→ **RECORDS**:
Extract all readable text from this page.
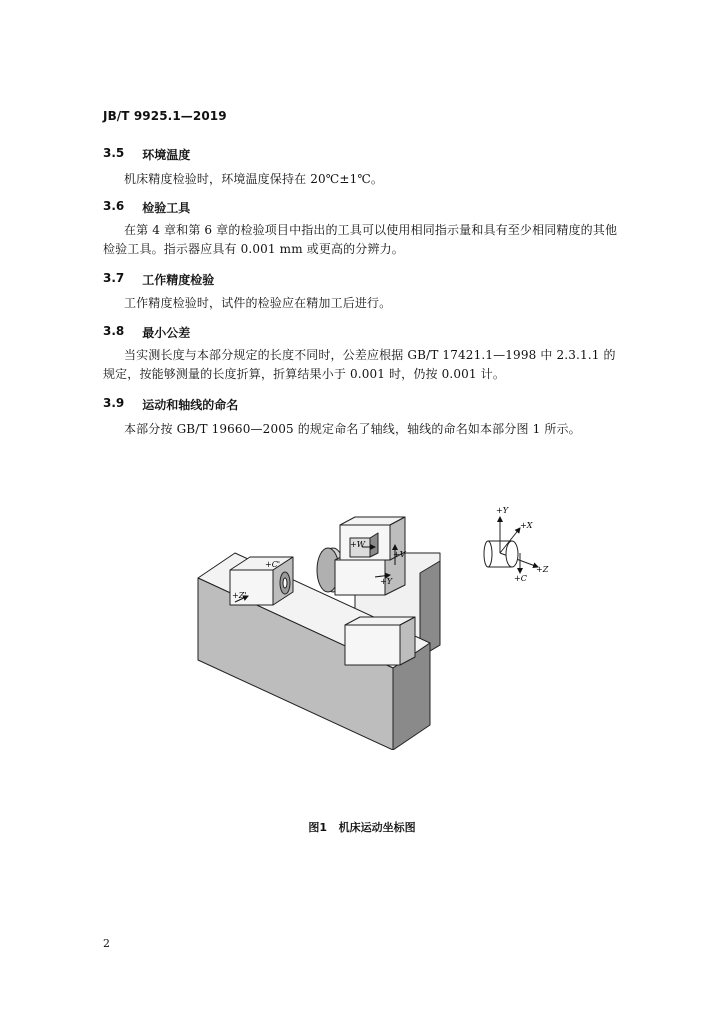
JB/T 9925.1—2019
3.5 环境温度
机床精度检验时，环境温度保持在 20℃±1℃。
3.6 检验工具
在第 4 章和第 6 章的检验项目中指出的工具可以使用相同指示量和具有至少相同精度的其他检验工具。指示器应具有 0.001 mm 或更高的分辨力。
3.7 工作精度检验
工作精度检验时，试件的检验应在精加工后进行。
3.8 最小公差
当实测长度与本部分规定的长度不同时，公差应根据 GB/T 17421.1—1998 中 2.3.1.1 的规定，按能够测量的长度折算，折算结果小于 0.001 时，仍按 0.001 计。
3.9 运动和轴线的命名
本部分按 GB/T 19660—2005 的规定命名了轴线，轴线的命名如本部分图 1 所示。
+C'
+Z'
+W
+V
+Y
+Y
+X
+Z
+C
图1 机床运动坐标图
2
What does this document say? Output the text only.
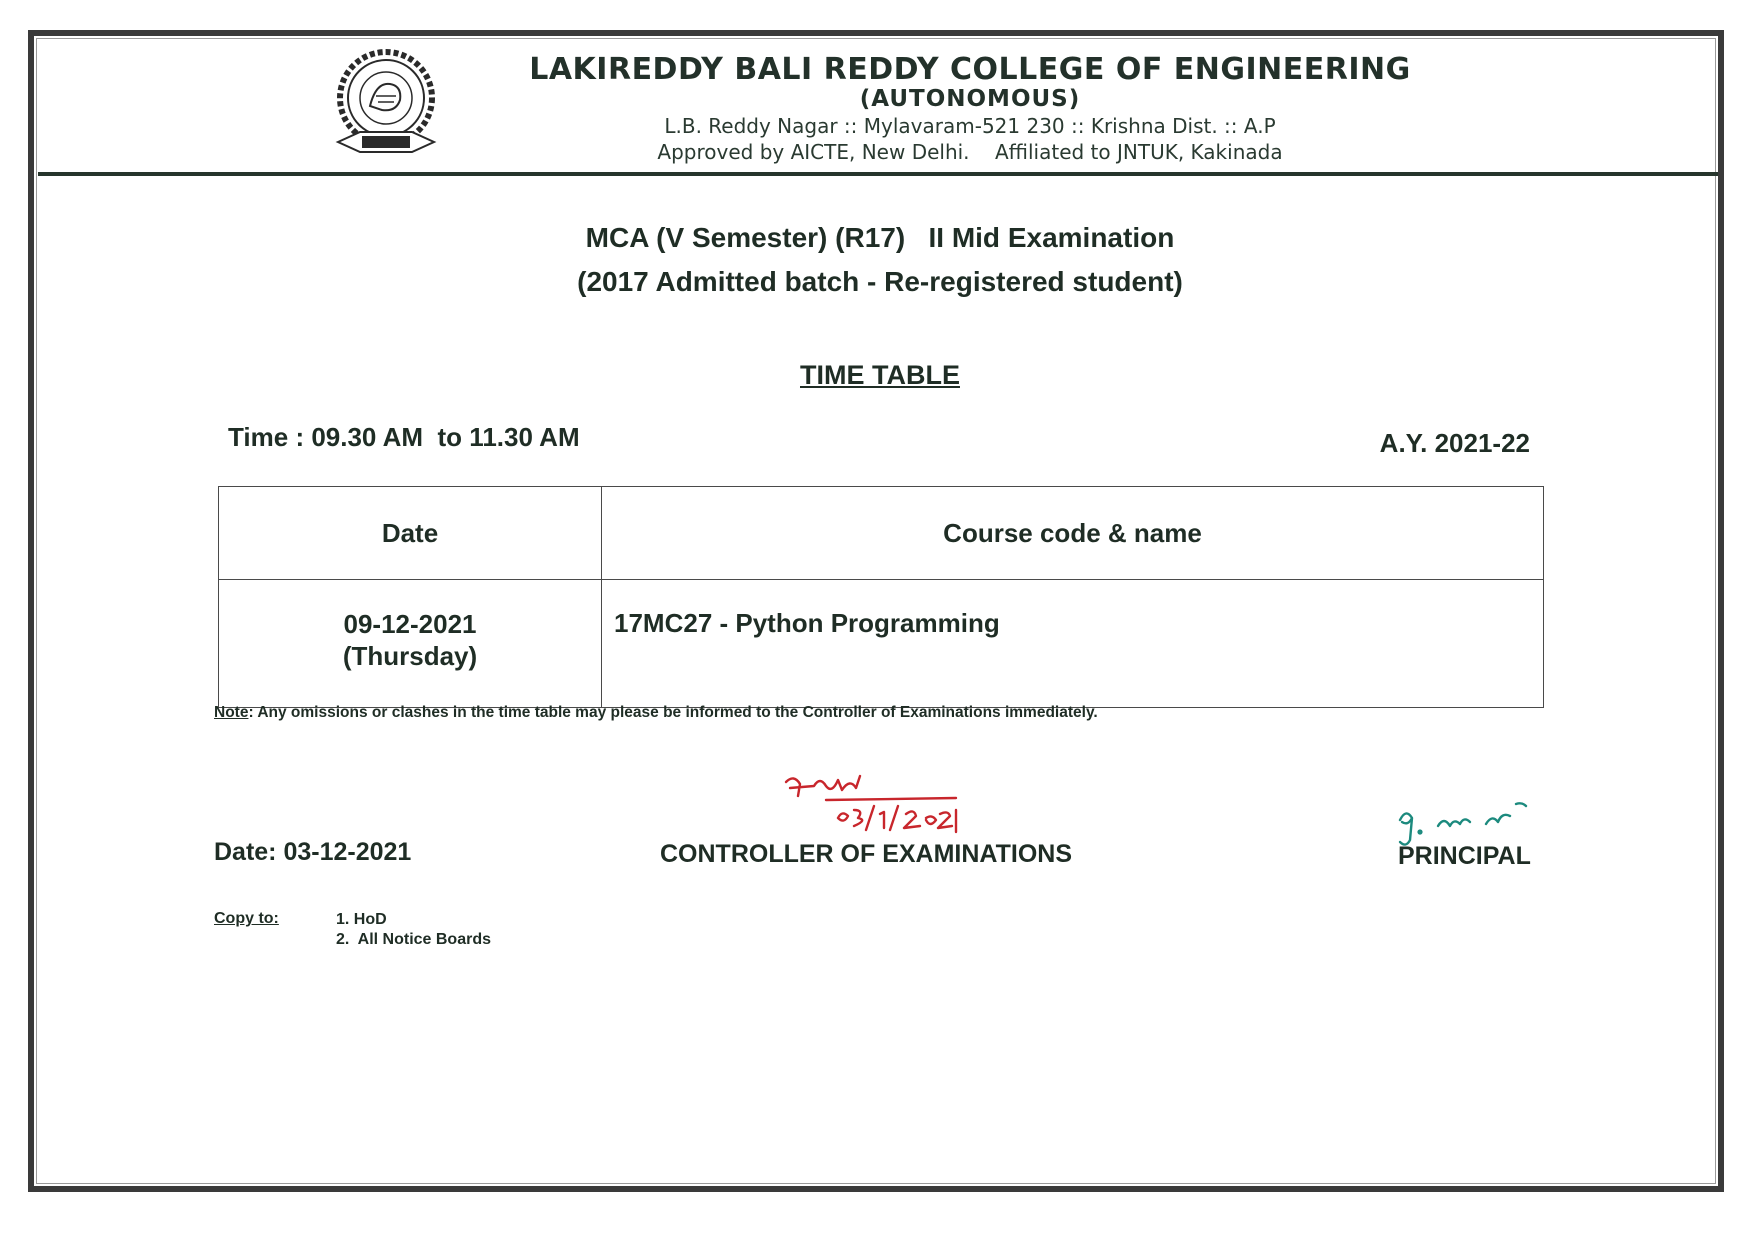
LAKIREDDY BALI REDDY COLLEGE OF ENGINEERING
(AUTONOMOUS)
L.B. Reddy Nagar :: Mylavaram-521 230 :: Krishna Dist. :: A.P
Approved by AICTE, New Delhi.    Affiliated to JNTUK, Kakinada
MCA (V Semester) (R17)   II Mid Examination
(2017 Admitted batch - Re-registered student)
TIME TABLE
Time : 09.30 AM  to 11.30 AM	A.Y. 2021-22
Date	Course code & name

09-12-2021
(Thursday)	17MC27 - Python Programming
Note: Any omissions or clashes in the time table may please be informed to the Controller of Examinations immediately.
Date: 03-12-2021	CONTROLLER OF EXAMINATIONS	PRINCIPAL
Copy to:	1. HoD
2.  All Notice Boards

→ **PROMPT**: Quote the preceding listing precisely and completely, omitting its images.

→ **EXERCISE RESPONSE**:
Extract all readable text from this page.
JB/T 9925.1—2019
3.5 环境温度
机床精度检验时，环境温度保持在 20℃±1℃。
3.6 检验工具
在第 4 章和第 6 章的检验项目中指出的工具可以使用相同指示量和具有至少相同精度的其他检验工具。指示器应具有 0.001 mm 或更高的分辨力。
3.7 工作精度检验
工作精度检验时，试件的检验应在精加工后进行。
3.8 最小公差
当实测长度与本部分规定的长度不同时，公差应根据 GB/T 17421.1—1998 中 2.3.1.1 的规定，按能够测量的长度折算，折算结果小于 0.001 时，仍按 0.001 计。
3.9 运动和轴线的命名
本部分按 GB/T 19660—2005 的规定命名了轴线，轴线的命名如本部分图 1 所示。
+C'
+Z'
+W
+V
+Y
+Y
+X
+Z
+C
图1 机床运动坐标图
2
What does this document say? Output the text only.
LAKIREDDY BALI REDDY COLLEGE OF ENGINEERING
(AUTONOMOUS)
L.B. Reddy Nagar :: Mylavaram-521 230 :: Krishna Dist. :: A.P
Approved by AICTE, New Delhi.    Affiliated to JNTUK, Kakinada
MCA (V Semester) (R17)   II Mid Examination
(2017 Admitted batch - Re-registered student)
TIME TABLE
Time : 09.30 AM  to 11.30 AM	A.Y. 2021-22
Date	Course code & name

09-12-2021
(Thursday)	17MC27 - Python Programming
Note: Any omissions or clashes in the time table may please be informed to the Controller of Examinations immediately.
Date: 03-12-2021	CONTROLLER OF EXAMINATIONS	PRINCIPAL
Copy to:	1. HoD
2.  All Notice Boards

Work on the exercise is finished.